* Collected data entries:
▼

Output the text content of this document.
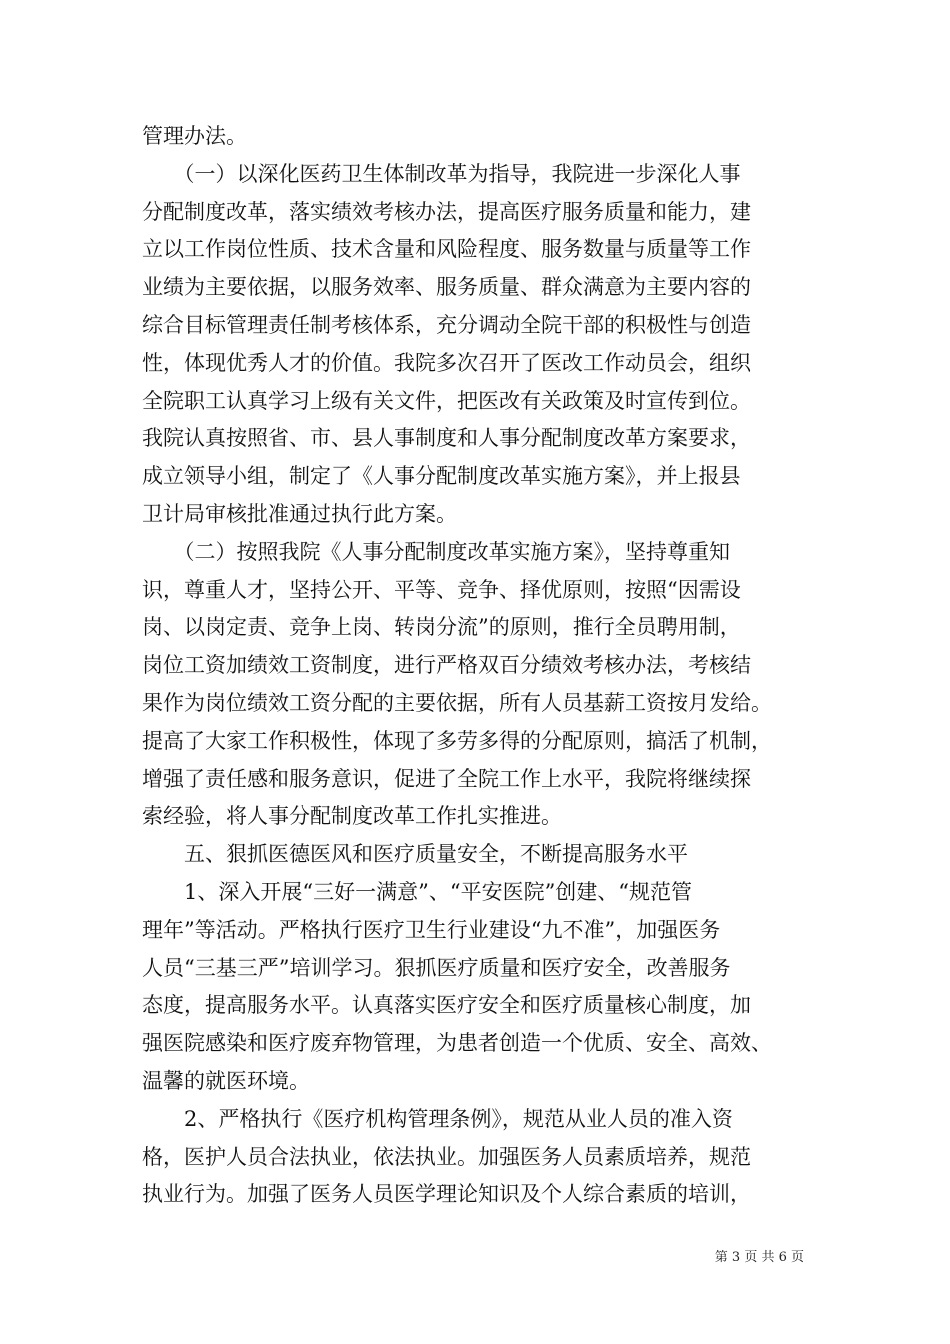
管理办法。
　　（一）以深化医药卫生体制改革为指导，我院进一步深化人事
分配制度改革，落实绩效考核办法，提高医疗服务质量和能力，建
立以工作岗位性质、技术含量和风险程度、服务数量与质量等工作
业绩为主要依据，以服务效率、服务质量、群众满意为主要内容的
综合目标管理责任制考核体系，充分调动全院干部的积极性与创造
性，体现优秀人才的价值。我院多次召开了医改工作动员会，组织
全院职工认真学习上级有关文件，把医改有关政策及时宣传到位。
我院认真按照省、市、县人事制度和人事分配制度改革方案要求，
成立领导小组，制定了《人事分配制度改革实施方案》，并上报县
卫计局审核批准通过执行此方案。
　　（二）按照我院《人事分配制度改革实施方案》，坚持尊重知
识，尊重人才，坚持公开、平等、竞争、择优原则，按照“因需设
岗、以岗定责、竞争上岗、转岗分流”的原则，推行全员聘用制，
岗位工资加绩效工资制度，进行严格双百分绩效考核办法，考核结
果作为岗位绩效工资分配的主要依据，所有人员基薪工资按月发给。
提高了大家工作积极性，体现了多劳多得的分配原则，搞活了机制，
增强了责任感和服务意识，促进了全院工作上水平，我院将继续探
索经验，将人事分配制度改革工作扎实推进。
　　五、狠抓医德医风和医疗质量安全，不断提高服务水平
　　1、深入开展“三好一满意”、“平安医院”创建、“规范管
理年”等活动。严格执行医疗卫生行业建设“九不准”，加强医务
人员“三基三严”培训学习。狠抓医疗质量和医疗安全，改善服务
态度，提高服务水平。认真落实医疗安全和医疗质量核心制度，加
强医院感染和医疗废弃物管理，为患者创造一个优质、安全、高效、
温馨的就医环境。
　　2、严格执行《医疗机构管理条例》，规范从业人员的准入资
格，医护人员合法执业，依法执业。加强医务人员素质培养，规范
执业行为。加强了医务人员医学理论知识及个人综合素质的培训，
第 3 页 共 6 页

▲

* Request: Transcribe the full listing above exactly as it stands, minus the pictures.

* Correct result:
Output the text content of this document.
管理办法。
　　（一）以深化医药卫生体制改革为指导，我院进一步深化人事
分配制度改革，落实绩效考核办法，提高医疗服务质量和能力，建
立以工作岗位性质、技术含量和风险程度、服务数量与质量等工作
业绩为主要依据，以服务效率、服务质量、群众满意为主要内容的
综合目标管理责任制考核体系，充分调动全院干部的积极性与创造
性，体现优秀人才的价值。我院多次召开了医改工作动员会，组织
全院职工认真学习上级有关文件，把医改有关政策及时宣传到位。
我院认真按照省、市、县人事制度和人事分配制度改革方案要求，
成立领导小组，制定了《人事分配制度改革实施方案》，并上报县
卫计局审核批准通过执行此方案。
　　（二）按照我院《人事分配制度改革实施方案》，坚持尊重知
识，尊重人才，坚持公开、平等、竞争、择优原则，按照“因需设
岗、以岗定责、竞争上岗、转岗分流”的原则，推行全员聘用制，
岗位工资加绩效工资制度，进行严格双百分绩效考核办法，考核结
果作为岗位绩效工资分配的主要依据，所有人员基薪工资按月发给。
提高了大家工作积极性，体现了多劳多得的分配原则，搞活了机制，
增强了责任感和服务意识，促进了全院工作上水平，我院将继续探
索经验，将人事分配制度改革工作扎实推进。
　　五、狠抓医德医风和医疗质量安全，不断提高服务水平
　　1、深入开展“三好一满意”、“平安医院”创建、“规范管
理年”等活动。严格执行医疗卫生行业建设“九不准”，加强医务
人员“三基三严”培训学习。狠抓医疗质量和医疗安全，改善服务
态度，提高服务水平。认真落实医疗安全和医疗质量核心制度，加
强医院感染和医疗废弃物管理，为患者创造一个优质、安全、高效、
温馨的就医环境。
　　2、严格执行《医疗机构管理条例》，规范从业人员的准入资
格，医护人员合法执业，依法执业。加强医务人员素质培养，规范
执业行为。加强了医务人员医学理论知识及个人综合素质的培训，
第 3 页 共 6 页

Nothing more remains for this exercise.